### Exercise aim
Exactly repeat the material, dropping every picture from the copy.

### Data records
--------------------

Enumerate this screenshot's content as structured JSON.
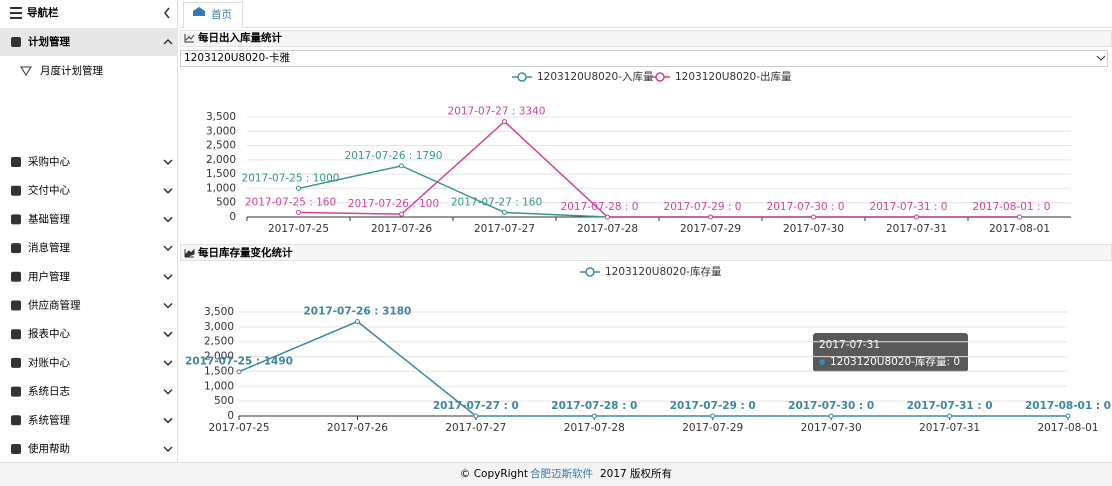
{
  "sidebar": {
    "title": "导航栏",
    "items": [
      {
        "label": "计划管理",
        "children": [
          {
            "label": "月度计划管理"
          }
        ]
      },
      {
        "label": "采购中心"
      },
      {
        "label": "交付中心"
      },
      {
        "label": "基础管理"
      },
      {
        "label": "消息管理"
      },
      {
        "label": "用户管理"
      },
      {
        "label": "供应商管理"
      },
      {
        "label": "报表中心"
      },
      {
        "label": "对账中心"
      },
      {
        "label": "系统日志"
      },
      {
        "label": "系统管理"
      },
      {
        "label": "使用帮助"
      }
    ]
  },
  "tab": "首页",
  "panels": [
    {
      "title": "每日出入库量统计",
      "select": "1203120U8020-卡雅"
    },
    {
      "title": "每日库存量变化统计"
    }
  ],
  "chart_data": [
    {
      "type": "line",
      "grid": true,
      "categories": [
        "2017-07-25",
        "2017-07-26",
        "2017-07-27",
        "2017-07-28",
        "2017-07-29",
        "2017-07-30",
        "2017-07-31",
        "2017-08-01"
      ],
      "ylim": [
        0,
        3500
      ],
      "yticks": [
        0,
        500,
        {
          "value": 1000,
          "label": "1,000"
        },
        {
          "value": 1500,
          "label": "1,500"
        },
        {
          "value": 2000,
          "label": "2,000"
        },
        {
          "value": 2500,
          "label": "2,500"
        },
        {
          "value": 3000,
          "label": "3,000"
        },
        {
          "value": 3500,
          "label": "3,500"
        }
      ],
      "series": [
        {
          "name": "1203120U8020-入库量",
          "color": "#34978a",
          "values": [
            1000,
            1790,
            160,
            0,
            0,
            0,
            0,
            0
          ],
          "value_labels": [
            "2017-07-25 : 1000",
            "2017-07-26 : 1790",
            "2017-07-27 : 160",
            null,
            null,
            null,
            null,
            null
          ]
        },
        {
          "name": "1203120U8020-出库量",
          "color": "#d63f9b",
          "values": [
            160,
            100,
            3340,
            0,
            0,
            0,
            0,
            0
          ],
          "value_labels": [
            "2017-07-25 : 160",
            "2017-07-26 : 100",
            "2017-07-27 : 3340",
            "2017-07-28 : 0",
            "2017-07-29 : 0",
            "2017-07-30 : 0",
            "2017-07-31 : 0",
            "2017-08-01 : 0"
          ]
        }
      ]
    },
    {
      "type": "line",
      "grid": true,
      "categories": [
        "2017-07-25",
        "2017-07-26",
        "2017-07-27",
        "2017-07-28",
        "2017-07-29",
        "2017-07-30",
        "2017-07-31",
        "2017-08-01"
      ],
      "ylim": [
        0,
        3500
      ],
      "yticks": [
        0,
        500,
        {
          "value": 1000,
          "label": "1,000"
        },
        {
          "value": 1500,
          "label": "1,500"
        },
        {
          "value": 2000,
          "label": "2,000"
        },
        {
          "value": 2500,
          "label": "2,500"
        },
        {
          "value": 3000,
          "label": "3,000"
        },
        {
          "value": 3500,
          "label": "3,500"
        }
      ],
      "series": [
        {
          "name": "1203120U8020-库存量",
          "color": "#3b87a6",
          "values": [
            1490,
            3180,
            0,
            0,
            0,
            0,
            0,
            0
          ],
          "value_labels": [
            "2017-07-25 : 1490",
            "2017-07-26 : 3180",
            "2017-07-27 : 0",
            "2017-07-28 : 0",
            "2017-07-29 : 0",
            "2017-07-30 : 0",
            "2017-07-31 : 0",
            "2017-08-01 : 0"
          ]
        }
      ]
    }
  ],
  "tooltip": {
    "title": "2017-07-31",
    "text": "1203120U8020-库存量: 0"
  },
  "footer": {
    "prefix": "© CopyRight",
    "company": "合肥迈斯软件",
    "suffix": "2017 版权所有"
  }
}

--------------------

### Response to the task
Enumerate this screenshot's content as structured JSON.
{
  "sidebar": {
    "title": "导航栏",
    "items": [
      {
        "label": "计划管理",
        "children": [
          {
            "label": "月度计划管理"
          }
        ]
      },
      {
        "label": "采购中心"
      },
      {
        "label": "交付中心"
      },
      {
        "label": "基础管理"
      },
      {
        "label": "消息管理"
      },
      {
        "label": "用户管理"
      },
      {
        "label": "供应商管理"
      },
      {
        "label": "报表中心"
      },
      {
        "label": "对账中心"
      },
      {
        "label": "系统日志"
      },
      {
        "label": "系统管理"
      },
      {
        "label": "使用帮助"
      }
    ]
  },
  "tab": "首页",
  "panels": [
    {
      "title": "每日出入库量统计",
      "select": "1203120U8020-卡雅"
    },
    {
      "title": "每日库存量变化统计"
    }
  ],
  "chart_data": [
    {
      "type": "line",
      "grid": true,
      "categories": [
        "2017-07-25",
        "2017-07-26",
        "2017-07-27",
        "2017-07-28",
        "2017-07-29",
        "2017-07-30",
        "2017-07-31",
        "2017-08-01"
      ],
      "ylim": [
        0,
        3500
      ],
      "yticks": [
        0,
        500,
        {
          "value": 1000,
          "label": "1,000"
        },
        {
          "value": 1500,
          "label": "1,500"
        },
        {
          "value": 2000,
          "label": "2,000"
        },
        {
          "value": 2500,
          "label": "2,500"
        },
        {
          "value": 3000,
          "label": "3,000"
        },
        {
          "value": 3500,
          "label": "3,500"
        }
      ],
      "series": [
        {
          "name": "1203120U8020-入库量",
          "color": "#34978a",
          "values": [
            1000,
            1790,
            160,
            0,
            0,
            0,
            0,
            0
          ],
          "value_labels": [
            "2017-07-25 : 1000",
            "2017-07-26 : 1790",
            "2017-07-27 : 160",
            null,
            null,
            null,
            null,
            null
          ]
        },
        {
          "name": "1203120U8020-出库量",
          "color": "#d63f9b",
          "values": [
            160,
            100,
            3340,
            0,
            0,
            0,
            0,
            0
          ],
          "value_labels": [
            "2017-07-25 : 160",
            "2017-07-26 : 100",
            "2017-07-27 : 3340",
            "2017-07-28 : 0",
            "2017-07-29 : 0",
            "2017-07-30 : 0",
            "2017-07-31 : 0",
            "2017-08-01 : 0"
          ]
        }
      ]
    },
    {
      "type": "line",
      "grid": true,
      "categories": [
        "2017-07-25",
        "2017-07-26",
        "2017-07-27",
        "2017-07-28",
        "2017-07-29",
        "2017-07-30",
        "2017-07-31",
        "2017-08-01"
      ],
      "ylim": [
        0,
        3500
      ],
      "yticks": [
        0,
        500,
        {
          "value": 1000,
          "label": "1,000"
        },
        {
          "value": 1500,
          "label": "1,500"
        },
        {
          "value": 2000,
          "label": "2,000"
        },
        {
          "value": 2500,
          "label": "2,500"
        },
        {
          "value": 3000,
          "label": "3,000"
        },
        {
          "value": 3500,
          "label": "3,500"
        }
      ],
      "series": [
        {
          "name": "1203120U8020-库存量",
          "color": "#3b87a6",
          "values": [
            1490,
            3180,
            0,
            0,
            0,
            0,
            0,
            0
          ],
          "value_labels": [
            "2017-07-25 : 1490",
            "2017-07-26 : 3180",
            "2017-07-27 : 0",
            "2017-07-28 : 0",
            "2017-07-29 : 0",
            "2017-07-30 : 0",
            "2017-07-31 : 0",
            "2017-08-01 : 0"
          ]
        }
      ]
    }
  ],
  "tooltip": {
    "title": "2017-07-31",
    "text": "1203120U8020-库存量: 0"
  },
  "footer": {
    "prefix": "© CopyRight",
    "company": "合肥迈斯软件",
    "suffix": "2017 版权所有"
  }
}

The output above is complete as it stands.